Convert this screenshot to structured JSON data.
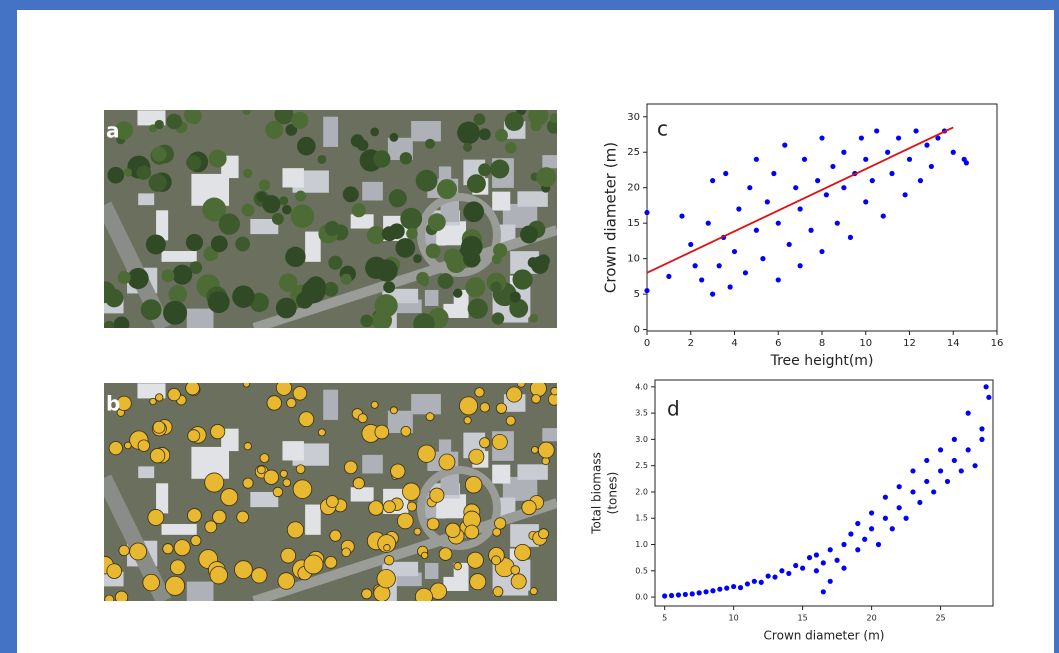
{
  "images": [
    {
      "label": "a"
    },
    {
      "label": "b"
    }
  ],
  "chart_data": [
    {
      "type": "scatter",
      "panel_label": "c",
      "xlabel": "Tree height(m)",
      "ylabel": "Crown diameter (m)",
      "xlim": [
        0,
        16
      ],
      "ylim": [
        -0.2,
        31.8
      ],
      "xticks": [
        0,
        2,
        4,
        6,
        8,
        10,
        12,
        14,
        16
      ],
      "yticks": [
        0,
        5,
        10,
        15,
        20,
        25,
        30
      ],
      "series": [
        {
          "color": "#0000ff",
          "x": [
            0,
            0,
            1,
            1.6,
            2,
            2.2,
            2.5,
            2.8,
            3,
            3,
            3.3,
            3.5,
            3.6,
            3.8,
            4,
            4.2,
            4.5,
            4.7,
            5,
            5,
            5.3,
            5.5,
            5.8,
            6,
            6,
            6.3,
            6.5,
            6.8,
            7,
            7,
            7.2,
            7.5,
            7.8,
            8,
            8,
            8.2,
            8.5,
            8.7,
            9,
            9,
            9.3,
            9.5,
            9.8,
            10,
            10,
            10.3,
            10.5,
            10.8,
            11,
            11.2,
            11.5,
            11.8,
            12,
            12.3,
            12.5,
            12.8,
            13,
            13.3,
            13.6,
            14,
            14.5,
            14.6
          ],
          "values": [
            5.5,
            16.5,
            7.5,
            16,
            12,
            9,
            7,
            15,
            5,
            21,
            9,
            13,
            22,
            6,
            11,
            17,
            8,
            20,
            14,
            24,
            10,
            18,
            22,
            7,
            15,
            26,
            12,
            20,
            9,
            17,
            24,
            14,
            21,
            11,
            27,
            19,
            23,
            15,
            25,
            20,
            13,
            22,
            27,
            18,
            24,
            21,
            28,
            16,
            25,
            22,
            27,
            19,
            24,
            28,
            21,
            26,
            23,
            27,
            28,
            25,
            24,
            23.5
          ]
        },
        {
          "type": "line",
          "color": "#e01010",
          "x": [
            0,
            14
          ],
          "values": [
            8,
            28.5
          ]
        }
      ]
    },
    {
      "type": "scatter",
      "panel_label": "d",
      "xlabel": "Crown diameter (m)",
      "ylabel": [
        "Total biomass",
        "(tones)"
      ],
      "xlim": [
        4.3,
        28.8
      ],
      "ylim": [
        -0.17,
        4.13
      ],
      "xticks": [
        5,
        10,
        15,
        20,
        25
      ],
      "yticks": [
        {
          "value": 0,
          "label": "0.0"
        },
        0.5,
        {
          "value": 1,
          "label": "1.0"
        },
        1.5,
        {
          "value": 2,
          "label": "2.0"
        },
        2.5,
        {
          "value": 3,
          "label": "3.0"
        },
        3.5,
        {
          "value": 4,
          "label": "4.0"
        }
      ],
      "series": [
        {
          "color": "#0000ff",
          "x": [
            5,
            5.5,
            6,
            6.5,
            7,
            7.5,
            8,
            8.5,
            9,
            9.5,
            10,
            10.5,
            11,
            11.5,
            12,
            12.5,
            13,
            13.5,
            14,
            14.5,
            15,
            15.5,
            16,
            16,
            16.5,
            17,
            17,
            17.5,
            18,
            18,
            18.5,
            19,
            19,
            19.5,
            20,
            20,
            20.5,
            21,
            21,
            21.5,
            22,
            22,
            22.5,
            23,
            23,
            23.5,
            24,
            24,
            24.5,
            25,
            25,
            25.5,
            26,
            26,
            26.5,
            27,
            27,
            27.5,
            28,
            28,
            28.3,
            28.5,
            16.5
          ],
          "values": [
            0.02,
            0.03,
            0.04,
            0.05,
            0.06,
            0.08,
            0.1,
            0.12,
            0.15,
            0.17,
            0.2,
            0.18,
            0.25,
            0.3,
            0.28,
            0.4,
            0.38,
            0.5,
            0.45,
            0.6,
            0.55,
            0.75,
            0.5,
            0.8,
            0.65,
            0.9,
            0.3,
            0.7,
            1.0,
            0.55,
            1.2,
            0.9,
            1.4,
            1.1,
            1.3,
            1.6,
            1.0,
            1.5,
            1.9,
            1.3,
            1.7,
            2.1,
            1.5,
            2.0,
            2.4,
            1.8,
            2.2,
            2.6,
            2.0,
            2.4,
            2.8,
            2.2,
            2.6,
            3.0,
            2.4,
            2.8,
            3.5,
            2.5,
            3.2,
            3.0,
            4.0,
            3.8,
            0.1
          ]
        }
      ]
    }
  ]
}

Written request:
Repeat the data exactly, dropping every picture it holds.

The answer:
Convert this screenshot to structured JSON data.
{
  "images": [
    {
      "label": "a"
    },
    {
      "label": "b"
    }
  ],
  "chart_data": [
    {
      "type": "scatter",
      "panel_label": "c",
      "xlabel": "Tree height(m)",
      "ylabel": "Crown diameter (m)",
      "xlim": [
        0,
        16
      ],
      "ylim": [
        -0.2,
        31.8
      ],
      "xticks": [
        0,
        2,
        4,
        6,
        8,
        10,
        12,
        14,
        16
      ],
      "yticks": [
        0,
        5,
        10,
        15,
        20,
        25,
        30
      ],
      "series": [
        {
          "color": "#0000ff",
          "x": [
            0,
            0,
            1,
            1.6,
            2,
            2.2,
            2.5,
            2.8,
            3,
            3,
            3.3,
            3.5,
            3.6,
            3.8,
            4,
            4.2,
            4.5,
            4.7,
            5,
            5,
            5.3,
            5.5,
            5.8,
            6,
            6,
            6.3,
            6.5,
            6.8,
            7,
            7,
            7.2,
            7.5,
            7.8,
            8,
            8,
            8.2,
            8.5,
            8.7,
            9,
            9,
            9.3,
            9.5,
            9.8,
            10,
            10,
            10.3,
            10.5,
            10.8,
            11,
            11.2,
            11.5,
            11.8,
            12,
            12.3,
            12.5,
            12.8,
            13,
            13.3,
            13.6,
            14,
            14.5,
            14.6
          ],
          "values": [
            5.5,
            16.5,
            7.5,
            16,
            12,
            9,
            7,
            15,
            5,
            21,
            9,
            13,
            22,
            6,
            11,
            17,
            8,
            20,
            14,
            24,
            10,
            18,
            22,
            7,
            15,
            26,
            12,
            20,
            9,
            17,
            24,
            14,
            21,
            11,
            27,
            19,
            23,
            15,
            25,
            20,
            13,
            22,
            27,
            18,
            24,
            21,
            28,
            16,
            25,
            22,
            27,
            19,
            24,
            28,
            21,
            26,
            23,
            27,
            28,
            25,
            24,
            23.5
          ]
        },
        {
          "type": "line",
          "color": "#e01010",
          "x": [
            0,
            14
          ],
          "values": [
            8,
            28.5
          ]
        }
      ]
    },
    {
      "type": "scatter",
      "panel_label": "d",
      "xlabel": "Crown diameter (m)",
      "ylabel": [
        "Total biomass",
        "(tones)"
      ],
      "xlim": [
        4.3,
        28.8
      ],
      "ylim": [
        -0.17,
        4.13
      ],
      "xticks": [
        5,
        10,
        15,
        20,
        25
      ],
      "yticks": [
        {
          "value": 0,
          "label": "0.0"
        },
        0.5,
        {
          "value": 1,
          "label": "1.0"
        },
        1.5,
        {
          "value": 2,
          "label": "2.0"
        },
        2.5,
        {
          "value": 3,
          "label": "3.0"
        },
        3.5,
        {
          "value": 4,
          "label": "4.0"
        }
      ],
      "series": [
        {
          "color": "#0000ff",
          "x": [
            5,
            5.5,
            6,
            6.5,
            7,
            7.5,
            8,
            8.5,
            9,
            9.5,
            10,
            10.5,
            11,
            11.5,
            12,
            12.5,
            13,
            13.5,
            14,
            14.5,
            15,
            15.5,
            16,
            16,
            16.5,
            17,
            17,
            17.5,
            18,
            18,
            18.5,
            19,
            19,
            19.5,
            20,
            20,
            20.5,
            21,
            21,
            21.5,
            22,
            22,
            22.5,
            23,
            23,
            23.5,
            24,
            24,
            24.5,
            25,
            25,
            25.5,
            26,
            26,
            26.5,
            27,
            27,
            27.5,
            28,
            28,
            28.3,
            28.5,
            16.5
          ],
          "values": [
            0.02,
            0.03,
            0.04,
            0.05,
            0.06,
            0.08,
            0.1,
            0.12,
            0.15,
            0.17,
            0.2,
            0.18,
            0.25,
            0.3,
            0.28,
            0.4,
            0.38,
            0.5,
            0.45,
            0.6,
            0.55,
            0.75,
            0.5,
            0.8,
            0.65,
            0.9,
            0.3,
            0.7,
            1.0,
            0.55,
            1.2,
            0.9,
            1.4,
            1.1,
            1.3,
            1.6,
            1.0,
            1.5,
            1.9,
            1.3,
            1.7,
            2.1,
            1.5,
            2.0,
            2.4,
            1.8,
            2.2,
            2.6,
            2.0,
            2.4,
            2.8,
            2.2,
            2.6,
            3.0,
            2.4,
            2.8,
            3.5,
            2.5,
            3.2,
            3.0,
            4.0,
            3.8,
            0.1
          ]
        }
      ]
    }
  ]
}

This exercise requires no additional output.